**Excerpt provided:**
↓↓↓

Judaism and the Mikveh

Before John the Baptist stepped foot near the Jordan River, Jewish people immersed themselves in water for many reasons. In antiquity, most Jewish communities had ritual baths known as mikva’ot. Scholar Shoshanna Lockshin mentions that people would immerse in a mikveh for many reasons: conversion, purification before getting married, after giving birth, or several days after the end of a menstrual period. Other conditions resulted in ritual impurity, thus requiring immersion in a mikveh to help regain purity. The Torah, most notably the Book of Leviticus, mentions ritual purity in detail.

The Essenes and Ritual Purity

Religion can be a complicated thing. Disagreements about values and theology often produce breakaway movements or new sects. That’s probably what created the Essenes, a community of Jewish ascetics active between the second century B.C.E. and the end of the first century C.E. There weren’t a lot of Essenes – in fact, ancient Roman historian Pliny the Elder estimated that only 4,000 existed in his day. But they were among the first to practice baptism as we know it.

The Jewish Encyclopedia explains that baptism was part of the Essenes’ rites: first as penitence, and then to cleanse followers from ritual impurity. Proselytes were baptized during their initiation. At some point, they started baptizing themselves every morning. To even pronounce the name of God required personal ritual purity, so they baptized themselves before the daily prayers.

John the Baptist and His Mission

The most enduring image of John the Baptist comes from the Bible’s New Testament: a wild man from the desert, wearing rough camelhair clothing, subsisting on locusts and wild honey. He warned of impending judgment by God and baptized those wishing to repent of their sins. The Encyclopedia Britannica mentions that he was mostly active in the lower Jordan Valley, declaring his message and baptizing in the river east of Jericho.

John’s mission was laden with symbolism. His camelhair clothing recalled the prophet Elijah’s garb. His locust and honey diet wasn’t just “cheap eats” – they were also kosher, according to Jewish dietary laws. Remember that the ancient Israelites crossed the Jordan River to enter the Promised Lands, according to the Torah.

Just where did John the Baptist come from? Some believe he may have been one of the Essenes or was influenced by teachings. Truthfully, we really don’t know. But John’s core message was quite different from theirs: He focused his mission on ordinary people rather than excluding them, as the Essenes did.

↑↑↑

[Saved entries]

↓↓↓

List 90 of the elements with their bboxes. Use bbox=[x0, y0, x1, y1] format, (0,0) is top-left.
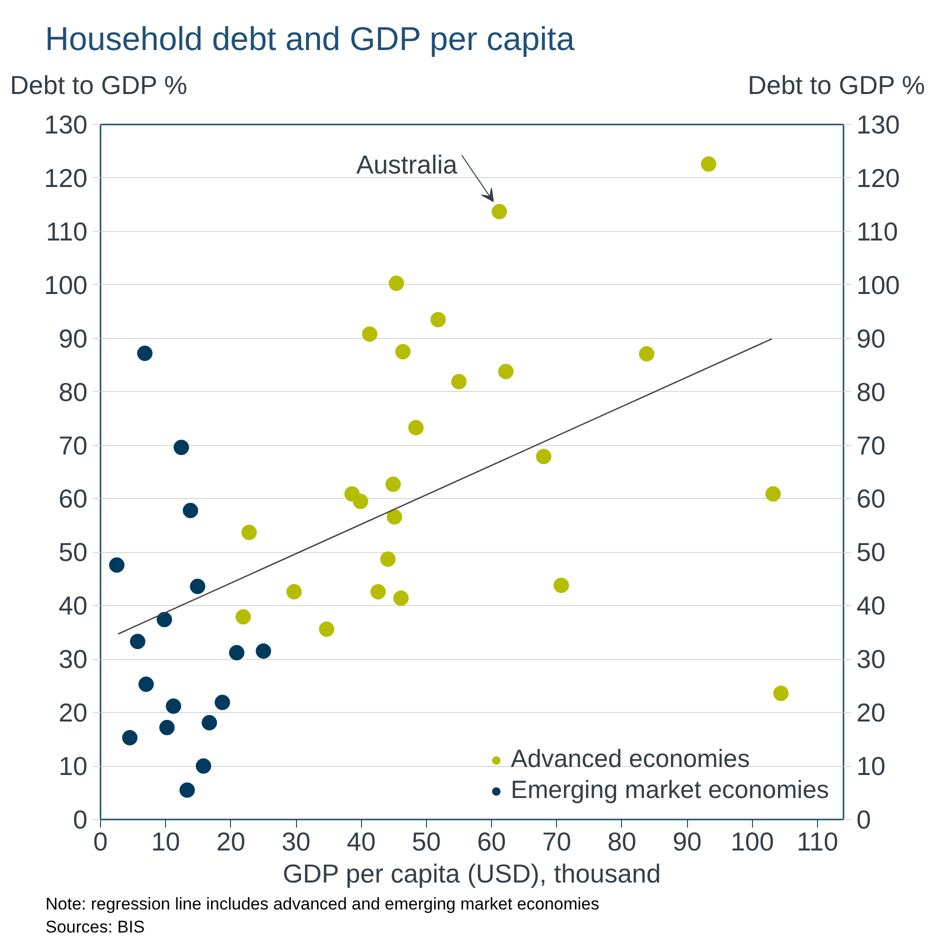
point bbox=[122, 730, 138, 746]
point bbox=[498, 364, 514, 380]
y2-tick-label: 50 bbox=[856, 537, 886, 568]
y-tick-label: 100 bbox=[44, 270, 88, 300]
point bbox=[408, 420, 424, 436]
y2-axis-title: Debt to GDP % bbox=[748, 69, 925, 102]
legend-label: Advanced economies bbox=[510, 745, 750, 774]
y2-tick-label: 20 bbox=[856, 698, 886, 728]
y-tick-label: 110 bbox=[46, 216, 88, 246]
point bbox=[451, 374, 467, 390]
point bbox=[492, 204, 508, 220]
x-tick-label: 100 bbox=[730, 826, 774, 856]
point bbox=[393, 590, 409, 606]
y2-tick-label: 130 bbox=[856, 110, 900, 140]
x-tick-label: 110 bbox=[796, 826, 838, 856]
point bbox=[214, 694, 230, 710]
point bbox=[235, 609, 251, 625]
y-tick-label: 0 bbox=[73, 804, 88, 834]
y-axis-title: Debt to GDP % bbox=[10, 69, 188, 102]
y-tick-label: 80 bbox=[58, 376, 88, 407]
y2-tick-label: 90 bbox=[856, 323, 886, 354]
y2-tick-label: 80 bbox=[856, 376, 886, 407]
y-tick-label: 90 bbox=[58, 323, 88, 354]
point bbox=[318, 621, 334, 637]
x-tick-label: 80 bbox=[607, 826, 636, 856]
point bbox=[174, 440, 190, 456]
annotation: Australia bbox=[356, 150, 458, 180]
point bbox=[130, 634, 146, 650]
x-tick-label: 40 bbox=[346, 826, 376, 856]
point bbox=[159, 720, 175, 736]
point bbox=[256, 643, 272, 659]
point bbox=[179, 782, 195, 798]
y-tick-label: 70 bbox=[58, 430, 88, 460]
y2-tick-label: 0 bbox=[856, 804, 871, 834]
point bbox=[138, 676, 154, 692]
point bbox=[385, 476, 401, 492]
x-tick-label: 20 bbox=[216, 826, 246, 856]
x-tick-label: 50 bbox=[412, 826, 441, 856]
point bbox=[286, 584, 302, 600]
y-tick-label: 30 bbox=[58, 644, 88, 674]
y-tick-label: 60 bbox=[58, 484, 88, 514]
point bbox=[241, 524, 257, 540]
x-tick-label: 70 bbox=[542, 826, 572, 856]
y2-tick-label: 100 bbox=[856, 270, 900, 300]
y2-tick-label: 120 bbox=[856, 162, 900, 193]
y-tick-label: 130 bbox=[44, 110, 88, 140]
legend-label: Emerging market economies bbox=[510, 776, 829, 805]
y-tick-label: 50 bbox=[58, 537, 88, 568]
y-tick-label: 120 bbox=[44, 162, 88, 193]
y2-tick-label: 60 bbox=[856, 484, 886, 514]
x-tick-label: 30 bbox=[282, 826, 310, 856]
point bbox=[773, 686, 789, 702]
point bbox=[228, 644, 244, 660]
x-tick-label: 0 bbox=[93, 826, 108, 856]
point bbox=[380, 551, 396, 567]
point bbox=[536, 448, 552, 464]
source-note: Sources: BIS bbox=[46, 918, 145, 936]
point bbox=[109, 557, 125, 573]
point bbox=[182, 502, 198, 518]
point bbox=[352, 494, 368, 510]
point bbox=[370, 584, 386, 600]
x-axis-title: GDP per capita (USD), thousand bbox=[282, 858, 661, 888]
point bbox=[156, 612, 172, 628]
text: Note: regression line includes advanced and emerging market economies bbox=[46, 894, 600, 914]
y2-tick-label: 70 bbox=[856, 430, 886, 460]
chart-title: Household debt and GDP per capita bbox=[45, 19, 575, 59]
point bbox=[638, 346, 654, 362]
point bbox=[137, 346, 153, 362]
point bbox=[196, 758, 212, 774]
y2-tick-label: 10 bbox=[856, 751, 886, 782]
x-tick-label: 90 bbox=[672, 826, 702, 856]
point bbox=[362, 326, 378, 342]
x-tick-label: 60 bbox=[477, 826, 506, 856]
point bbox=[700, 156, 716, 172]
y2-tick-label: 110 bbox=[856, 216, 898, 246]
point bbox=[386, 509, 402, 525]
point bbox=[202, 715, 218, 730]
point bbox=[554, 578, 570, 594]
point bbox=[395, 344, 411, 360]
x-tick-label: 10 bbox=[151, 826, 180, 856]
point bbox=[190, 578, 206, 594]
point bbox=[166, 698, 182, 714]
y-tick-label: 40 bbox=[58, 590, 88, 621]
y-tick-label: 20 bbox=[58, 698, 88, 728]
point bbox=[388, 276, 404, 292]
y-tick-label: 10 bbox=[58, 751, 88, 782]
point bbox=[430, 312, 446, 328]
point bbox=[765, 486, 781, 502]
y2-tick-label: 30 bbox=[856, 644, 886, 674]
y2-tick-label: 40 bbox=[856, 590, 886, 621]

↑↑↑
↓↓↓

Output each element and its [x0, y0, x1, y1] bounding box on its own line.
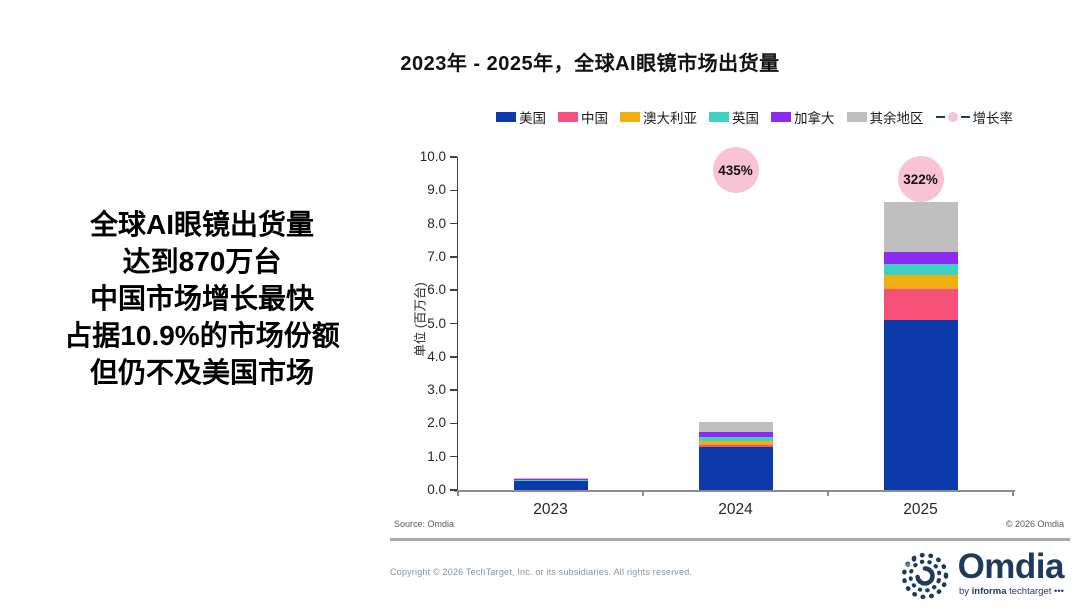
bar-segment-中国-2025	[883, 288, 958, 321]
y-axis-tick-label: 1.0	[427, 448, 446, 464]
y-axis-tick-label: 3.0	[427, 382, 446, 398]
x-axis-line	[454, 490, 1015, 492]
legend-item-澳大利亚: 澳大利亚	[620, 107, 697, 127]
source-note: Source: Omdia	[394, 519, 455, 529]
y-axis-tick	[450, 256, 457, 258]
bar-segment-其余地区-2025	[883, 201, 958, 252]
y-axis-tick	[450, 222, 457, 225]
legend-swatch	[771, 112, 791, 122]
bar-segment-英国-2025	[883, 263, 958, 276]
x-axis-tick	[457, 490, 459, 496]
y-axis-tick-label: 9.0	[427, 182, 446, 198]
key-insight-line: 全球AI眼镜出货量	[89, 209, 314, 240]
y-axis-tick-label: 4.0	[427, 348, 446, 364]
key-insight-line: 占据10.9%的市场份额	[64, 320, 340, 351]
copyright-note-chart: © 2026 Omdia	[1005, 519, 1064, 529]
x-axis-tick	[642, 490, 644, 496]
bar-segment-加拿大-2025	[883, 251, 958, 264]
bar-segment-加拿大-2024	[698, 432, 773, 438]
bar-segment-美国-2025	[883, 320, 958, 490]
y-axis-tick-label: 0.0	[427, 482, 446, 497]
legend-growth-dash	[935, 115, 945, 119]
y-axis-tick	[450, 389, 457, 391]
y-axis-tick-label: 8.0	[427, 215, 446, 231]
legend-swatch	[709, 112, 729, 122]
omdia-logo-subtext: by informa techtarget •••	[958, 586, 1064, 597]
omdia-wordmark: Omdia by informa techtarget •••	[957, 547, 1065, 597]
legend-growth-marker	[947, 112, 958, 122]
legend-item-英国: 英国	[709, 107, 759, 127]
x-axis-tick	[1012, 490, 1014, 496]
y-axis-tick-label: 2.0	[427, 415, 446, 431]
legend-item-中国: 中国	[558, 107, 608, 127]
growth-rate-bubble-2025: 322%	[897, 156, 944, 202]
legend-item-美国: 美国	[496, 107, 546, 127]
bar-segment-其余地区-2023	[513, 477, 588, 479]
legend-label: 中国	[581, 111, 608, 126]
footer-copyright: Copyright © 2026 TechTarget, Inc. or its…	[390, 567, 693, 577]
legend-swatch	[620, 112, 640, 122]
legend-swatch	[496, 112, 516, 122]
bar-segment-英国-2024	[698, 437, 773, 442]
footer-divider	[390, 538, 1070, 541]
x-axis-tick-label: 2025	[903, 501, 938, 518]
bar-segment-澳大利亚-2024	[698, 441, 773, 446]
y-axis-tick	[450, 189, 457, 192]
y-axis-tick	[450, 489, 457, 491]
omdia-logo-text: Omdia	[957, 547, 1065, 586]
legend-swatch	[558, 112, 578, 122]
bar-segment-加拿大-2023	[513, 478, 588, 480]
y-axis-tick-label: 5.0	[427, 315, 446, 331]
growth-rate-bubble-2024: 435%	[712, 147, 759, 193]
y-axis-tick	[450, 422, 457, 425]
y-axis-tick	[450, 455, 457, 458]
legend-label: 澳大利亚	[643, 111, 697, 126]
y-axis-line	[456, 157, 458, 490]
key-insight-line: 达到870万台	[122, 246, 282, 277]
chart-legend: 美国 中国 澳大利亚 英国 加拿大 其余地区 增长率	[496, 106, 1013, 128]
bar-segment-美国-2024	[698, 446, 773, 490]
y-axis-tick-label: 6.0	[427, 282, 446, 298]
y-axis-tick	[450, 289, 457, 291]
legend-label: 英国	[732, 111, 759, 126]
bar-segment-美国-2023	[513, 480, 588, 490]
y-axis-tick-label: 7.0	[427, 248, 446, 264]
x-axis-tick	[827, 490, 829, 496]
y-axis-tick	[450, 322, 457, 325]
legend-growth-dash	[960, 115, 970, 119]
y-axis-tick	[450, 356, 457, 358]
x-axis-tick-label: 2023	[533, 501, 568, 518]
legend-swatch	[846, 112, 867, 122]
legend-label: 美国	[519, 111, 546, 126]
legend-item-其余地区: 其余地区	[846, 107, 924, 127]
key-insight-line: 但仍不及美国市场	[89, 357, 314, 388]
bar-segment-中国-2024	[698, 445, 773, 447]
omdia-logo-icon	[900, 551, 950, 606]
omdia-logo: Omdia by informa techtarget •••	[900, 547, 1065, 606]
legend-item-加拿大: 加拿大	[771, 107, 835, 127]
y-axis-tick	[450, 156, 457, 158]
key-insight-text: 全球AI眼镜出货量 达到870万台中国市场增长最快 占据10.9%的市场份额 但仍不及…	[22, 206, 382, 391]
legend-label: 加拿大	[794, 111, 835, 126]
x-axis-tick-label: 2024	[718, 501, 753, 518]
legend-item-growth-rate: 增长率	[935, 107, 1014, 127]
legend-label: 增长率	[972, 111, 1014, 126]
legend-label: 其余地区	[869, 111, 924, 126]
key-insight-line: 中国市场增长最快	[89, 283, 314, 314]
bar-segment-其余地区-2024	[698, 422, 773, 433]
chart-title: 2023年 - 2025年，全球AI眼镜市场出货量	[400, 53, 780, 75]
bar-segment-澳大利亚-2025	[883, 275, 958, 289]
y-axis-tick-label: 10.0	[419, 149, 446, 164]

↑↑↑
↓↓↓

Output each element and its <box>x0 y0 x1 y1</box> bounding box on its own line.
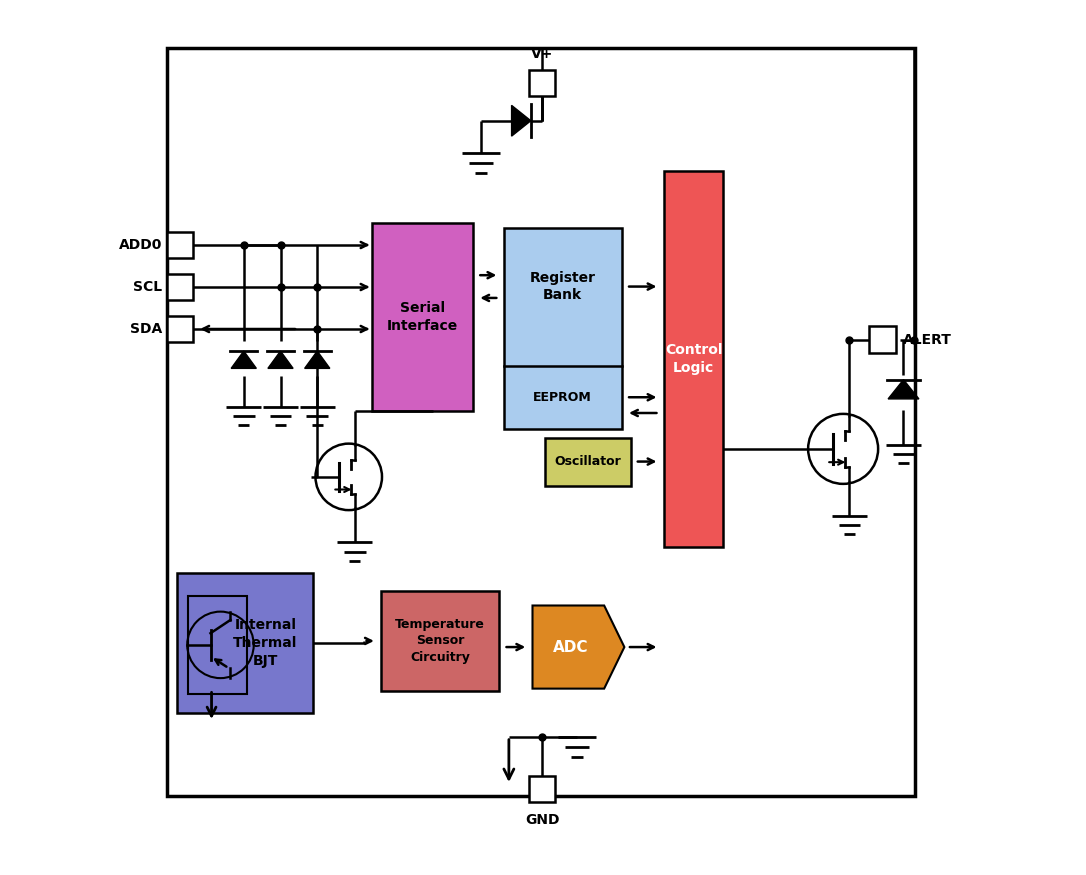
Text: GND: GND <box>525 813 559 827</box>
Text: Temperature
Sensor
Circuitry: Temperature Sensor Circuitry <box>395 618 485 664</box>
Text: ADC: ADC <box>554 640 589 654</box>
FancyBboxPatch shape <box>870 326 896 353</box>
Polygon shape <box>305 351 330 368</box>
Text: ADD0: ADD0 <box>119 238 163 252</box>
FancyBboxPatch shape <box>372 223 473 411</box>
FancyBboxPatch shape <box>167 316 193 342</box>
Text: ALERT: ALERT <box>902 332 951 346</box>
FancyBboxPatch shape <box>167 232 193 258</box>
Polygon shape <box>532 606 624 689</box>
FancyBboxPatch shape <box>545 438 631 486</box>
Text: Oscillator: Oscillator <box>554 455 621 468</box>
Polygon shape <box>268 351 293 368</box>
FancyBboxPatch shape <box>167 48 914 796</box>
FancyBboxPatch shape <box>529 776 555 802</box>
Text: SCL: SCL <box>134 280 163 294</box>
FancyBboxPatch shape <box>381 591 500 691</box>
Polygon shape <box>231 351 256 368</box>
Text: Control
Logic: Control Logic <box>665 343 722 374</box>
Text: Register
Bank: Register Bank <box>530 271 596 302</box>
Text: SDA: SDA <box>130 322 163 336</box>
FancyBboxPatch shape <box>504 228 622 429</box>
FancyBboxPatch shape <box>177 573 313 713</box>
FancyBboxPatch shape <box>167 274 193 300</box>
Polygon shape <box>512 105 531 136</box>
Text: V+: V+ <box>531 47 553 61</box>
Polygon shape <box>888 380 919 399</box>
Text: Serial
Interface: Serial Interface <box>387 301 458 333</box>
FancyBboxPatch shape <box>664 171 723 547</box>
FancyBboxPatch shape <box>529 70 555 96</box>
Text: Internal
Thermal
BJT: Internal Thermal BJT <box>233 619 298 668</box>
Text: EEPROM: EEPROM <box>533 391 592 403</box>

↑↑↑

**Objective:**
In the excerpt on John the Baptist, how many Essenes did Pliny the Elder estimate existed in his day?

**Result of this exercise:**
About 4,000.